◆ Given task
Note how many lines contain "inadecuado" and give that number, with nothing else.

◆ Data to use
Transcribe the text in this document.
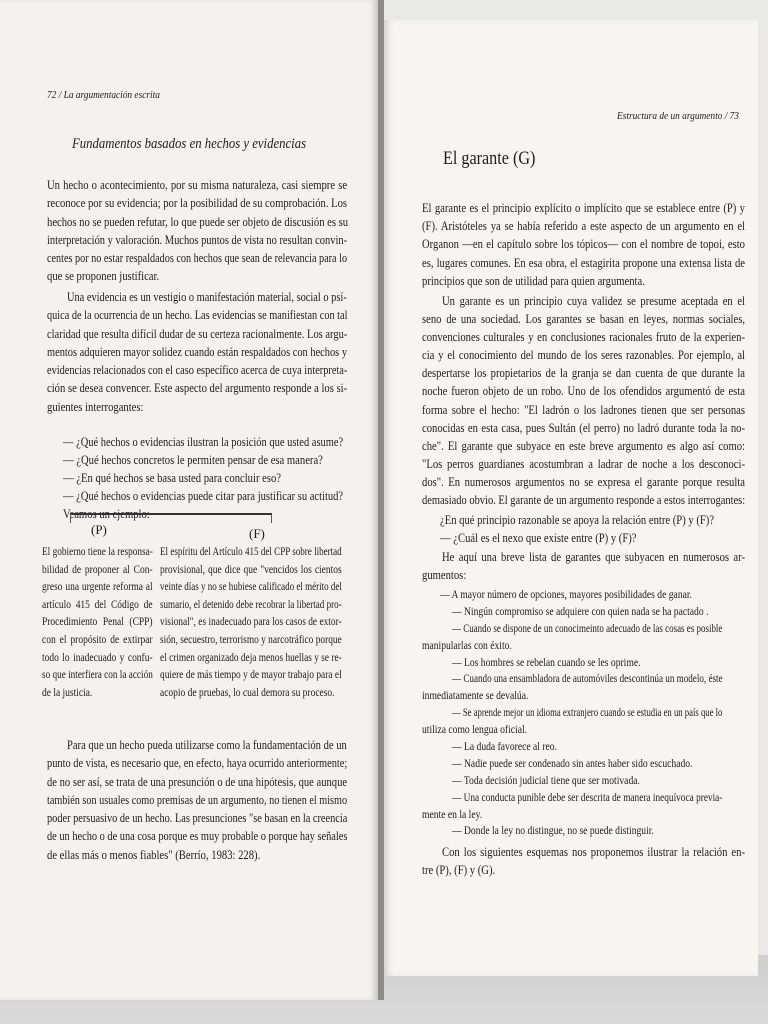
72 / La argumentación escrita
Fundamentos basados en hechos y evidencias
Un hecho o acontecimiento, por su misma naturaleza, casi siempre se
reconoce por su evidencia; por la posibilidad de su comprobación. Los
hechos no se pueden refutar, lo que puede ser objeto de discusión es su
interpretación y valoración. Muchos puntos de vista no resultan convin-
centes por no estar respaldados con hechos que sean de relevancia para lo
que se proponen justificar.
Una evidencia es un vestigio o manifestación material, social o psí-
quica de la ocurrencia de un hecho. Las evidencias se manifiestan con tal
claridad que resulta difícil dudar de su certeza racionalmente. Los argu-
mentos adquieren mayor solidez cuando están respaldados con hechos y
evidencias relacionados con el caso específico acerca de cuya interpreta-
ción se desea convencer. Este aspecto del argumento responde a los si-
guientes interrogantes:
— ¿Qué hechos o evidencias ilustran la posición que usted asume?
— ¿Qué hechos concretos le permiten pensar de esa manera?
— ¿En qué hechos se basa usted para concluir eso?
— ¿Qué hechos o evidencias puede citar para justificar su actitud?
Veamos un ejemplo:
(P)	(F)
El gobierno tiene la responsa-
bilidad de proponer al Con-
greso una urgente reforma al
artículo 415 del Código de
Procedimiento Penal (CPP)
con el propósito de extirpar
todo lo inadecuado y confu-
so que interfiera con la acción
de la justicia.
El espíritu del Artículo 415 del CPP sobre libertad
provisional, que dice que "vencidos los cientos
veinte días y no se hubiese calificado el mérito del
sumario, el detenido debe recobrar la libertad pro-
visional", es inadecuado para los casos de extor-
sión, secuestro, terrorismo y narcotráfico porque
el crimen organizado deja menos huellas y se re-
quiere de más tiempo y de mayor trabajo para el
acopio de pruebas, lo cual demora su proceso.
Para que un hecho pueda utilizarse como la fundamentación de un
punto de vista, es necesario que, en efecto, haya ocurrido anteriormente;
de no ser así, se trata de una presunción o de una hipótesis, que aunque
también son usuales como premisas de un argumento, no tienen el mismo
poder persuasivo de un hecho. Las presunciones "se basan en la creencia
de un hecho o de una cosa porque es muy probable o porque hay señales
de ellas más o menos fiables" (Berrío, 1983: 228).
Estructura de un argumento / 73
El garante (G)
El garante es el principio explícito o implícito que se establece entre (P) y
(F). Aristóteles ya se había referido a este aspecto de un argumento en el
Organon —en el capítulo sobre los tópicos— con el nombre de topoi, esto
es, lugares comunes. En esa obra, el estagirita propone una extensa lista de
principios que son de utilidad para quien argumenta.
Un garante es un principio cuya validez se presume aceptada en el
seno de una sociedad. Los garantes se basan en leyes, normas sociales,
convenciones culturales y en conclusiones racionales fruto de la experien-
cia y el conocimiento del mundo de los seres razonables. Por ejemplo, al
despertarse los propietarios de la granja se dan cuenta de que durante la
noche fueron objeto de un robo. Uno de los ofendidos argumentó de esta
forma sobre el hecho: "El ladrón o los ladrones tienen que ser personas
conocidas en esta casa, pues Sultán (el perro) no ladró durante toda la no-
che". El garante que subyace en este breve argumento es algo así como:
"Los perros guardianes acostumbran a ladrar de noche a los desconoci-
dos". En numerosos argumentos no se expresa el garante porque resulta
demasiado obvio. El garante de un argumento responde a estos interrogantes:
¿En qué principio razonable se apoya la relación entre (P) y (F)?
— ¿Cuál es el nexo que existe entre (P) y (F)?
He aquí una breve lista de garantes que subyacen en numerosos ar-
gumentos:
— A mayor número de opciones, mayores posibilidades de ganar.
— Ningún compromiso se adquiere con quien nada se ha pactado .
— Cuando se dispone de un conocimeinto adecuado de las cosas es posible
manipularlas con éxito.
— Los hombres se rebelan cuando se les oprime.
— Cuando una ensambladora de automóviles descontinúa un modelo, éste
inmediatamente se devalúa.
— Se aprende mejor un idioma extranjero cuando se estudia en un país que lo
utiliza como lengua oficial.
— La duda favorece al reo.
— Nadie puede ser condenado sin antes haber sido escuchado.
— Toda decisión judicial tiene que ser motivada.
— Una conducta punible debe ser descrita de manera inequívoca previa-
mente en la ley.
— Donde la ley no distingue, no se puede distinguir.
Con los siguientes esquemas nos proponemos ilustrar la relación en-
tre (P), (F) y (G).
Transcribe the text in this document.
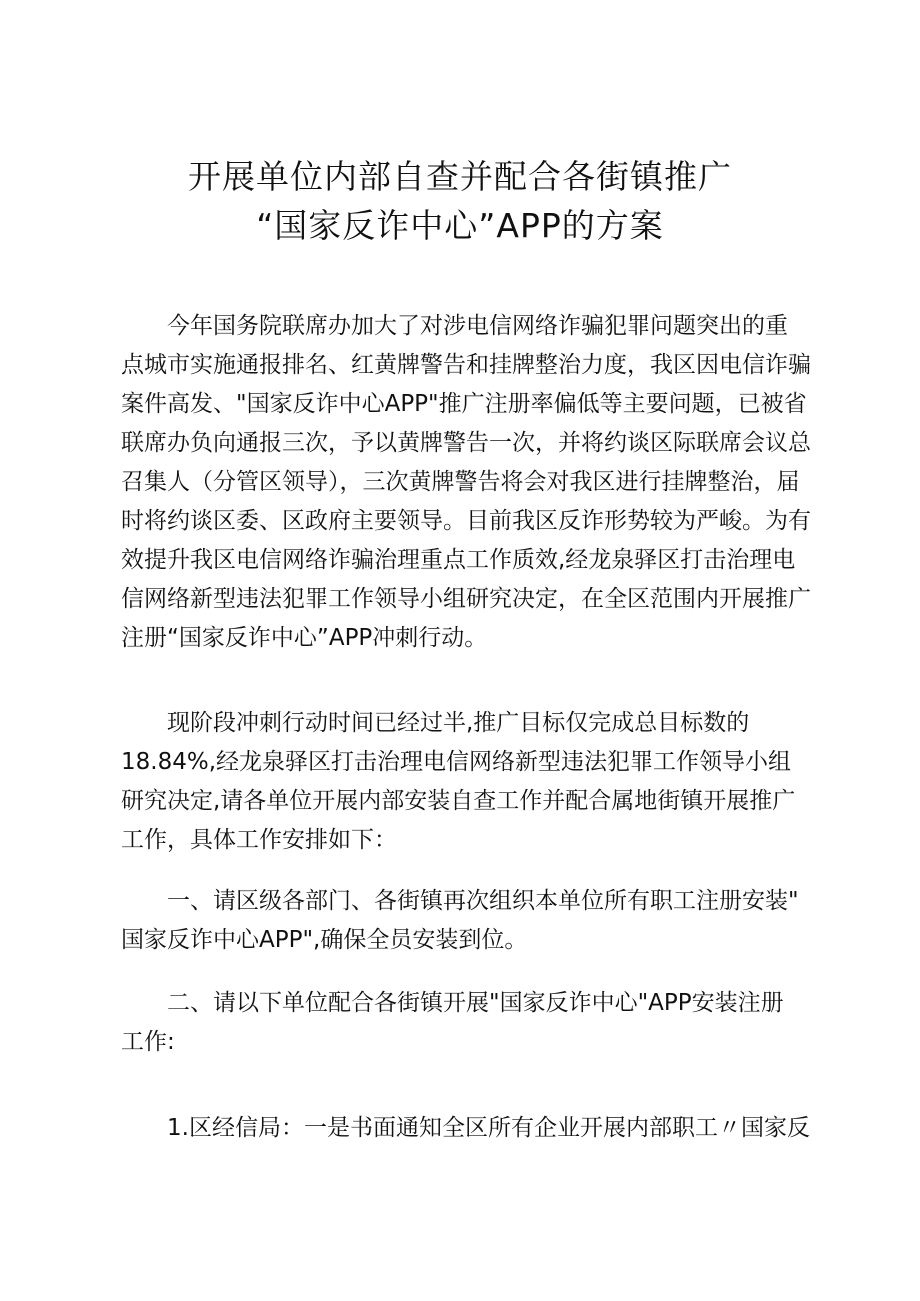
开展单位内部自查并配合各街镇推广
“国家反诈中心”APP的方案

今年国务院联席办加大了对涉电信网络诈骗犯罪问题突出的重
点城市实施通报排名、红黄牌警告和挂牌整治力度，我区因电信诈骗
案件高发、"国家反诈中心APP"推广注册率偏低等主要问题，已被省
联席办负向通报三次，予以黄牌警告一次，并将约谈区际联席会议总
召集人（分管区领导），三次黄牌警告将会对我区进行挂牌整治，届
时将约谈区委、区政府主要领导。目前我区反诈形势较为严峻。为有
效提升我区电信网络诈骗治理重点工作质效,经龙泉驿区打击治理电
信网络新型违法犯罪工作领导小组研究决定，在全区范围内开展推广
注册“国家反诈中心”APP冲刺行动。

现阶段冲刺行动时间已经过半,推广目标仅完成总目标数的
18.84%,经龙泉驿区打击治理电信网络新型违法犯罪工作领导小组
研究决定,请各单位开展内部安装自查工作并配合属地街镇开展推广
工作，具体工作安排如下：

一、请区级各部门、各街镇再次组织本单位所有职工注册安装"
国家反诈中心APP",确保全员安装到位。

二、请以下单位配合各街镇开展"国家反诈中心"APP安装注册
工作:

1.区经信局：一是书面通知全区所有企业开展内部职工〃国家反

◆ Output for this exercise
2